--- TASK INSTRUCTIONS ---
In the entries that follow, find the word "title" and report each line it is on.

--- EXTRACTED DATA ---
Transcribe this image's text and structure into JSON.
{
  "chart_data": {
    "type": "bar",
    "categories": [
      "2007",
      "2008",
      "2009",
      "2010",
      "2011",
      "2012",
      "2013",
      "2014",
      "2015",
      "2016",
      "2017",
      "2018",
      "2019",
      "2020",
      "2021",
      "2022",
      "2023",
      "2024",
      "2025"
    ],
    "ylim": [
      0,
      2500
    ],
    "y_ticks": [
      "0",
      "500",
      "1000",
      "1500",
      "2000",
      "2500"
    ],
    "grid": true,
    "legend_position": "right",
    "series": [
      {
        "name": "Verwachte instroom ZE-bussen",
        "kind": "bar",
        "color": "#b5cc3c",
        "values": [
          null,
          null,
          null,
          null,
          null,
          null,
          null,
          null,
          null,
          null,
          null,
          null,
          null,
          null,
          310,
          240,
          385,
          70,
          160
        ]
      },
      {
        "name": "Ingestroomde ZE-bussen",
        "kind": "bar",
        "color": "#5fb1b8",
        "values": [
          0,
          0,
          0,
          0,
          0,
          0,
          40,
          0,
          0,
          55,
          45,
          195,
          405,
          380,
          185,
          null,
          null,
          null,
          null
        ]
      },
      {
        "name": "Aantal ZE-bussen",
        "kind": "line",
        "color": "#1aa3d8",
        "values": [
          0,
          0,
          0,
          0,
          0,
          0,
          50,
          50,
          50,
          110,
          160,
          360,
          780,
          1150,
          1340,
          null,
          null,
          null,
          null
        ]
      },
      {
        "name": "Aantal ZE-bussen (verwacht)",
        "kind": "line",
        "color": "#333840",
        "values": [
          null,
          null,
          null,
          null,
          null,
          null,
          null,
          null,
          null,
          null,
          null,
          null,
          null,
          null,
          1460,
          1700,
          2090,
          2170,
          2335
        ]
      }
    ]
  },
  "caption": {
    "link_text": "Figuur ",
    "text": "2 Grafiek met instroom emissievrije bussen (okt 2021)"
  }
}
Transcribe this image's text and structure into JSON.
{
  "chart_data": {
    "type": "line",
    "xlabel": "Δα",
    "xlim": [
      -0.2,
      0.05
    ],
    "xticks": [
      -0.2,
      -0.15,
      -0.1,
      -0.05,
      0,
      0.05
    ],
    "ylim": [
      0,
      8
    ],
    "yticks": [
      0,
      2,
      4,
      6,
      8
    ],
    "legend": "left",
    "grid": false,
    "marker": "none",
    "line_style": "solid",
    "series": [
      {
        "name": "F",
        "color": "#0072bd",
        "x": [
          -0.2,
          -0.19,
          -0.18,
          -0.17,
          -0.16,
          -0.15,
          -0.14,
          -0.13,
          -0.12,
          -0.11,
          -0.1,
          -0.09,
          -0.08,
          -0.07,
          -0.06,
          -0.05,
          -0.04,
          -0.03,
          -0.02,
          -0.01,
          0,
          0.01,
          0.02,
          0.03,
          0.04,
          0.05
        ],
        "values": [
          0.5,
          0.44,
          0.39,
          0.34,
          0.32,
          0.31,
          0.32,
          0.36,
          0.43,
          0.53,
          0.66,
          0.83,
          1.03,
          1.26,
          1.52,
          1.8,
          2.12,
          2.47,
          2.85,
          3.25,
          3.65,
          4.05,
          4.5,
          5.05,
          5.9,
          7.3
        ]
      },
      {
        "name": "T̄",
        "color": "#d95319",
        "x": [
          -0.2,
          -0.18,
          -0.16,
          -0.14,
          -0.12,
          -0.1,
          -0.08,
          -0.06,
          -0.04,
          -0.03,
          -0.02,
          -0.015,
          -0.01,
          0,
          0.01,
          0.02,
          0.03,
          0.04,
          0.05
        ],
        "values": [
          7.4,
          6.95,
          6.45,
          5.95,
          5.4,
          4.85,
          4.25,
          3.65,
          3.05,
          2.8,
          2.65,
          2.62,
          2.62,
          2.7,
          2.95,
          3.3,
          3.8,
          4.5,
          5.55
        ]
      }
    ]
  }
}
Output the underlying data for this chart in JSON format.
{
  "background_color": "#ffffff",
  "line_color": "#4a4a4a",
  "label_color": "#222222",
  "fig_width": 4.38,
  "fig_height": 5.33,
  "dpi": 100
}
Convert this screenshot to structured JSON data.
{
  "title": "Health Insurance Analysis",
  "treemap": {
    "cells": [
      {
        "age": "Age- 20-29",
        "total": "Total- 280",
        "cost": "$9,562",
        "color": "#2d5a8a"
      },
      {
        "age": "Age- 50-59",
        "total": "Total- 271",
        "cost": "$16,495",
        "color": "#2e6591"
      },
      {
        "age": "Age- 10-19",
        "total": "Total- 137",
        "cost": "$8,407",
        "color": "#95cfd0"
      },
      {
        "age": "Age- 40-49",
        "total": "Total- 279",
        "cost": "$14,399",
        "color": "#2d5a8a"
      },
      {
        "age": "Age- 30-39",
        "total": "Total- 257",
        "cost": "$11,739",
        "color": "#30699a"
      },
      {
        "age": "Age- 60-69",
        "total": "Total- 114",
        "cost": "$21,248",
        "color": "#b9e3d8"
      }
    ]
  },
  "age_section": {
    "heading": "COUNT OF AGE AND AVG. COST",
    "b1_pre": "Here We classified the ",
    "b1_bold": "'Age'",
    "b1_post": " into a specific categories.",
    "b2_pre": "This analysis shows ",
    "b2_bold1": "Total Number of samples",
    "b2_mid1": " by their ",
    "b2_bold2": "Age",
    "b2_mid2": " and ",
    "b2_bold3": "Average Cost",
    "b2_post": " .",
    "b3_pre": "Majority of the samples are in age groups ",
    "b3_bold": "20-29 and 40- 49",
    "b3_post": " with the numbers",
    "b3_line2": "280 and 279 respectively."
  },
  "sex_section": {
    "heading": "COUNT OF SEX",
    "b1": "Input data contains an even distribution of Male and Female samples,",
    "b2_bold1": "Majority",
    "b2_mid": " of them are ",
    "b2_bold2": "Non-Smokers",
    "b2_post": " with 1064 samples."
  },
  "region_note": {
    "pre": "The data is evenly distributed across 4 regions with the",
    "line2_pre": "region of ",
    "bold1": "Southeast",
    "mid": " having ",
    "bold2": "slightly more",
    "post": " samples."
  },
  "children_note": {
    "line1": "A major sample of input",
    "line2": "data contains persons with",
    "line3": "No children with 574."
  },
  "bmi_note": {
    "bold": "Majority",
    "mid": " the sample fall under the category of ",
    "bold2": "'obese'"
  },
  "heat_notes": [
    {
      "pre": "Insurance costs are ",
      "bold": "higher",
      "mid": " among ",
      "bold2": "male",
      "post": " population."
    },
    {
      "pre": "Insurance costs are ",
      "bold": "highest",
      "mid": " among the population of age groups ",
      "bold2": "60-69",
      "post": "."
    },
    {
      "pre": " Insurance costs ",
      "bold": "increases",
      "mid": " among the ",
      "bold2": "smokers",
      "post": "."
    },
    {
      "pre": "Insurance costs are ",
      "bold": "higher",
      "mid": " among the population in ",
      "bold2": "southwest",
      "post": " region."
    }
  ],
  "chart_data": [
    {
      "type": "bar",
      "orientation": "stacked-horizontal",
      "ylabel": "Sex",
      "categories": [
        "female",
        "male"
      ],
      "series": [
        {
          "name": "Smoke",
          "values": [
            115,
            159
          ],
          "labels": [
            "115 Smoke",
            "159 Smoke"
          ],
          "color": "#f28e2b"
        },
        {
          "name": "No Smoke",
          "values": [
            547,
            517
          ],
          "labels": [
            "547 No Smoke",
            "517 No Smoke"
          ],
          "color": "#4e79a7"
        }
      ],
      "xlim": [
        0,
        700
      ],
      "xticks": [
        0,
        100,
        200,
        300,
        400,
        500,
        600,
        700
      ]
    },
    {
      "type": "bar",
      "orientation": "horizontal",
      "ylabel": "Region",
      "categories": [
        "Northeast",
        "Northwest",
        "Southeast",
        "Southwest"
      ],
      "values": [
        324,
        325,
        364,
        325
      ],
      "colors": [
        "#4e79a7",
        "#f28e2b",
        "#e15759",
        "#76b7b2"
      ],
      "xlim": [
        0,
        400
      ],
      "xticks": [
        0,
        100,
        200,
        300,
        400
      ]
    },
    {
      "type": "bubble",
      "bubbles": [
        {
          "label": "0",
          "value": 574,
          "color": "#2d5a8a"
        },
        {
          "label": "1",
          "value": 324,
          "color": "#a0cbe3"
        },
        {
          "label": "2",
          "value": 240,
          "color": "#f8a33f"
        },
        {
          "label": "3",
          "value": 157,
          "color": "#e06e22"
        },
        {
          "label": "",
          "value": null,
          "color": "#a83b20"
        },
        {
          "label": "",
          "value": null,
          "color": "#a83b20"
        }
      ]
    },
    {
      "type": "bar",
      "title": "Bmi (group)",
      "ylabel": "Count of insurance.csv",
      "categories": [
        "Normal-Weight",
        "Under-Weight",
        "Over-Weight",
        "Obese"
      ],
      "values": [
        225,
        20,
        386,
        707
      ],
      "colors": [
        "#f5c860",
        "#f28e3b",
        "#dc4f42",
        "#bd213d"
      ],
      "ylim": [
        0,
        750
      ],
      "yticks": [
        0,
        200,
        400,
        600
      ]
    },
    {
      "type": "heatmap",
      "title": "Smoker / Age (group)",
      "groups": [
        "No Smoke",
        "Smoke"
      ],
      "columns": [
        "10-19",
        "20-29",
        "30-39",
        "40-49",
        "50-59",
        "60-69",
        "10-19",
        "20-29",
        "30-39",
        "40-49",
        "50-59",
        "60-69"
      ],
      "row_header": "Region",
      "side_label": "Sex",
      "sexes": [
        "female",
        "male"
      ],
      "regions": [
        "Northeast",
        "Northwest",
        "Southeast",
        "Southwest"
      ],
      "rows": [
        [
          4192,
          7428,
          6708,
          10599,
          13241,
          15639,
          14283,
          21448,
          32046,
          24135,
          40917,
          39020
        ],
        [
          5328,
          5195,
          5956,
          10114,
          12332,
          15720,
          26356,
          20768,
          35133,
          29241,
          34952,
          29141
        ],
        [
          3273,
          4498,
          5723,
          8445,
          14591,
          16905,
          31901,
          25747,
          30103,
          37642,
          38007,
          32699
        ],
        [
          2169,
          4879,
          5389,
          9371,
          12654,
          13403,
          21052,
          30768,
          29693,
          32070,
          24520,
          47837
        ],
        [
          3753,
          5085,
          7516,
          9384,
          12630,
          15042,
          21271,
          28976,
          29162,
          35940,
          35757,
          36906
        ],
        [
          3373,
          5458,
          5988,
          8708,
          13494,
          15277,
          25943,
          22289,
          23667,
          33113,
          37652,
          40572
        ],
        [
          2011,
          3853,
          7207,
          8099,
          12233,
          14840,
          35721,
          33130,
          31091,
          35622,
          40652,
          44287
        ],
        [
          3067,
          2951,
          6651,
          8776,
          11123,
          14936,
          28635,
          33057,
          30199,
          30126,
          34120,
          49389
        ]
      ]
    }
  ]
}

--- TASK RESPONSE ---
  "title": "Health Insurance Analysis",
      "title": "Bmi (group)",
      "title": "Smoker / Age (group)",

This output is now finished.